THE PROBLEM
Make an exact copy of the entries below.

(Data records)
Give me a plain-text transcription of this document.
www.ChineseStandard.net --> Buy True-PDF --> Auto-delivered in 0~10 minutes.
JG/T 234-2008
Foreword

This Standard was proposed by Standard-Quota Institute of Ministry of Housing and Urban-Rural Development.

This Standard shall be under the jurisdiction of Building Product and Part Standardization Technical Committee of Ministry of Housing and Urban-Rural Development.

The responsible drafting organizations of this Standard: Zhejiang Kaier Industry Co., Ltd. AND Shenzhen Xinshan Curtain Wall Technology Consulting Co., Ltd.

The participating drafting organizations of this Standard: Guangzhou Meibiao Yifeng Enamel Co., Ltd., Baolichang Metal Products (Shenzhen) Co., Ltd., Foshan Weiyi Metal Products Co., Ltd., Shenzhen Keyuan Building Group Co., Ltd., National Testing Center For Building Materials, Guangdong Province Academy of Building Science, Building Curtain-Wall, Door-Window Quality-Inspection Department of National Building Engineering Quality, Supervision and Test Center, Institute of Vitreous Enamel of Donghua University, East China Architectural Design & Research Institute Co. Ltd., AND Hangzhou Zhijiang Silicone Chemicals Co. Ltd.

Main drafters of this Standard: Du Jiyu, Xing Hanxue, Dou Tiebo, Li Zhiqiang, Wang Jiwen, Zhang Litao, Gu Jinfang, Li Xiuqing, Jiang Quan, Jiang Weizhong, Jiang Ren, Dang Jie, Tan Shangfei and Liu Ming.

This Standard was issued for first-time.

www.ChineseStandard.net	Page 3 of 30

RESPONSE FOR THIS EXERCISE
Give me a plain-text transcription of this document.
www.ChineseStandard.net --> Buy True-PDF --> Auto-delivered in 0~10 minutes.
JG/T 234-2008
Foreword

This Standard was proposed by Standard-Quota Institute of Ministry of Housing and Urban-Rural Development.

This Standard shall be under the jurisdiction of Building Product and Part Standardization Technical Committee of Ministry of Housing and Urban-Rural Development.

The responsible drafting organizations of this Standard: Zhejiang Kaier Industry Co., Ltd. AND Shenzhen Xinshan Curtain Wall Technology Consulting Co., Ltd.

The participating drafting organizations of this Standard: Guangzhou Meibiao Yifeng Enamel Co., Ltd., Baolichang Metal Products (Shenzhen) Co., Ltd., Foshan Weiyi Metal Products Co., Ltd., Shenzhen Keyuan Building Group Co., Ltd., National Testing Center For Building Materials, Guangdong Province Academy of Building Science, Building Curtain-Wall, Door-Window Quality-Inspection Department of National Building Engineering Quality, Supervision and Test Center, Institute of Vitreous Enamel of Donghua University, East China Architectural Design & Research Institute Co. Ltd., AND Hangzhou Zhijiang Silicone Chemicals Co. Ltd.

Main drafters of this Standard: Du Jiyu, Xing Hanxue, Dou Tiebo, Li Zhiqiang, Wang Jiwen, Zhang Litao, Gu Jinfang, Li Xiuqing, Jiang Quan, Jiang Weizhong, Jiang Ren, Dang Jie, Tan Shangfei and Liu Ming.

This Standard was issued for first-time.

www.ChineseStandard.net	Page 3 of 30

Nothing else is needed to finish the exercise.